_Required task 1_
From the fundraising passage, list the types of funders it says are pausing or redirecting their funding.

_Document segment_
┌────────

In fact, you should be asking for large gifts! Donors care about you, want to hear from you, and want to know how they can help.

I know that many corporations, foundations, and individuals are pausing or redirecting their funding. That makes sense. Certainly, they want to help organizations supporting those with critical needs.

However, if you are an organization not addressing critical health and safety needs, that does not mean you take a break from fundraising or give up after learning that funding is going elsewhere.

You Know Your Loyal Supporters Well

In overseeing fundraising for an international organization for over 10 years, our donors were all over the country. There were likely more times than not that I asked for a large gift over the phone. Needless to say, I could not always be face-to-face to ask a donor for support.

I knew these individuals, corporate leaders, and foundation representatives. They were not strangers to our organization.

You know your loyal supporters well. Moreover, these are your organization’s closest friends. You are working together to make a difference in your community.

Without question, you can secure large gifts without face-to-face meetings.

└────────

_Required task 2_
Quote the listing below verbatim, from its start through the line containing "chart-title: 2021年深圳二手住宅成交均价涨跌幅走势图 [35,29,518,57]", including both ends.

_Task inputs_
┌────────

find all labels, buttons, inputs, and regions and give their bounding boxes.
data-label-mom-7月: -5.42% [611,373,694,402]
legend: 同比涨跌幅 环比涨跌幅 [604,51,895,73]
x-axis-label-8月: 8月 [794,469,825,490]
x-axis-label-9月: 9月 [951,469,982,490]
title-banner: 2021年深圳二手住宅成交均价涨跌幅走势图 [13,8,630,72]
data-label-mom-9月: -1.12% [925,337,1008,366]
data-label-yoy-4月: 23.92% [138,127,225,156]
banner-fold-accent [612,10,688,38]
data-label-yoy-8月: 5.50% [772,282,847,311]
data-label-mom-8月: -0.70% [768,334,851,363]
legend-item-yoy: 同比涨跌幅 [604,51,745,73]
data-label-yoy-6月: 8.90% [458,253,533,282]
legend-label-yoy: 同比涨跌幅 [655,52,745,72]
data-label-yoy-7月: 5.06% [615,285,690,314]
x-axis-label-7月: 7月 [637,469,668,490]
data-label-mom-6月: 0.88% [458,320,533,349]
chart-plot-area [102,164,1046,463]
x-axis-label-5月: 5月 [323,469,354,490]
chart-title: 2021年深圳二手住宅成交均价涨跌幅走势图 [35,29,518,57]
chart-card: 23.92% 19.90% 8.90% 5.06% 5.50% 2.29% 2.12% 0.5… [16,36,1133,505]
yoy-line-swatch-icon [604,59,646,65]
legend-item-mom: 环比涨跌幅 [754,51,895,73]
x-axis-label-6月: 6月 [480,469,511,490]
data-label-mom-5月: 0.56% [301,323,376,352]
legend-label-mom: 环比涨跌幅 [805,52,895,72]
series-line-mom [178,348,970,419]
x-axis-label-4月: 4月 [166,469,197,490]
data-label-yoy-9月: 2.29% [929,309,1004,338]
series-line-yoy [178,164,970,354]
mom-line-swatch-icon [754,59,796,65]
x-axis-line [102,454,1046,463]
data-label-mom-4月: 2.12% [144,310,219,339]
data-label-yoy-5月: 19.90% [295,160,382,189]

└────────

_Exercise response 1_
corporations, foundations, individuals

_Exercise response 2_
find all labels, buttons, inputs, and regions and give their bounding boxes.
data-label-mom-7月: -5.42% [611,373,694,402]
legend: 同比涨跌幅 环比涨跌幅 [604,51,895,73]
x-axis-label-8月: 8月 [794,469,825,490]
x-axis-label-9月: 9月 [951,469,982,490]
title-banner: 2021年深圳二手住宅成交均价涨跌幅走势图 [13,8,630,72]
data-label-mom-9月: -1.12% [925,337,1008,366]
data-label-yoy-4月: 23.92% [138,127,225,156]
banner-fold-accent [612,10,688,38]
data-label-yoy-8月: 5.50% [772,282,847,311]
data-label-mom-8月: -0.70% [768,334,851,363]
legend-item-yoy: 同比涨跌幅 [604,51,745,73]
data-label-yoy-6月: 8.90% [458,253,533,282]
legend-label-yoy: 同比涨跌幅 [655,52,745,72]
data-label-yoy-7月: 5.06% [615,285,690,314]
x-axis-label-7月: 7月 [637,469,668,490]
data-label-mom-6月: 0.88% [458,320,533,349]
chart-plot-area [102,164,1046,463]
x-axis-label-5月: 5月 [323,469,354,490]
chart-title: 2021年深圳二手住宅成交均价涨跌幅走势图 [35,29,518,57]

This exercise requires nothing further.